:: EXTRACTED DATA
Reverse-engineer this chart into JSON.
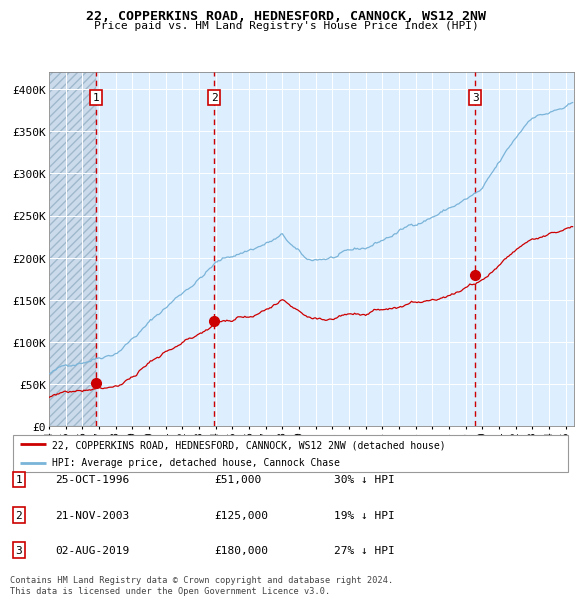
{
  "title": "22, COPPERKINS ROAD, HEDNESFORD, CANNOCK, WS12 2NW",
  "subtitle": "Price paid vs. HM Land Registry's House Price Index (HPI)",
  "sale_prices": [
    51000,
    125000,
    180000
  ],
  "sale_labels": [
    "1",
    "2",
    "3"
  ],
  "sale_info": [
    {
      "label": "1",
      "date": "25-OCT-1996",
      "price": "£51,000",
      "note": "30% ↓ HPI"
    },
    {
      "label": "2",
      "date": "21-NOV-2003",
      "price": "£125,000",
      "note": "19% ↓ HPI"
    },
    {
      "label": "3",
      "date": "02-AUG-2019",
      "price": "£180,000",
      "note": "27% ↓ HPI"
    }
  ],
  "legend_entries": [
    "22, COPPERKINS ROAD, HEDNESFORD, CANNOCK, WS12 2NW (detached house)",
    "HPI: Average price, detached house, Cannock Chase"
  ],
  "footnote": "Contains HM Land Registry data © Crown copyright and database right 2024.\nThis data is licensed under the Open Government Licence v3.0.",
  "hpi_color": "#7ab4d8",
  "sale_color": "#cc0000",
  "vline_color": "#cc0000",
  "bg_color": "#ddeeff",
  "grid_color": "#ffffff",
  "ylim": [
    0,
    420000
  ],
  "yticks": [
    0,
    50000,
    100000,
    150000,
    200000,
    250000,
    300000,
    350000,
    400000
  ],
  "ytick_labels": [
    "£0",
    "£50K",
    "£100K",
    "£150K",
    "£200K",
    "£250K",
    "£300K",
    "£350K",
    "£400K"
  ],
  "sale_times": [
    1996.83,
    2003.92,
    2019.58
  ]
}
::::
§ **THE REQUEST**: Retype all the records shown above, character for character. Omit every picture.

§ **TASK RESPONSE**:
Reverse-engineer this chart into JSON.
{
  "title": "22, COPPERKINS ROAD, HEDNESFORD, CANNOCK, WS12 2NW",
  "subtitle": "Price paid vs. HM Land Registry's House Price Index (HPI)",
  "sale_prices": [
    51000,
    125000,
    180000
  ],
  "sale_labels": [
    "1",
    "2",
    "3"
  ],
  "sale_info": [
    {
      "label": "1",
      "date": "25-OCT-1996",
      "price": "£51,000",
      "note": "30% ↓ HPI"
    },
    {
      "label": "2",
      "date": "21-NOV-2003",
      "price": "£125,000",
      "note": "19% ↓ HPI"
    },
    {
      "label": "3",
      "date": "02-AUG-2019",
      "price": "£180,000",
      "note": "27% ↓ HPI"
    }
  ],
  "legend_entries": [
    "22, COPPERKINS ROAD, HEDNESFORD, CANNOCK, WS12 2NW (detached house)",
    "HPI: Average price, detached house, Cannock Chase"
  ],
  "footnote": "Contains HM Land Registry data © Crown copyright and database right 2024.\nThis data is licensed under the Open Government Licence v3.0.",
  "hpi_color": "#7ab4d8",
  "sale_color": "#cc0000",
  "vline_color": "#cc0000",
  "bg_color": "#ddeeff",
  "grid_color": "#ffffff",
  "ylim": [
    0,
    420000
  ],
  "yticks": [
    0,
    50000,
    100000,
    150000,
    200000,
    250000,
    300000,
    350000,
    400000
  ],
  "ytick_labels": [
    "£0",
    "£50K",
    "£100K",
    "£150K",
    "£200K",
    "£250K",
    "£300K",
    "£350K",
    "£400K"
  ],
  "sale_times": [
    1996.83,
    2003.92,
    2019.58
  ]
}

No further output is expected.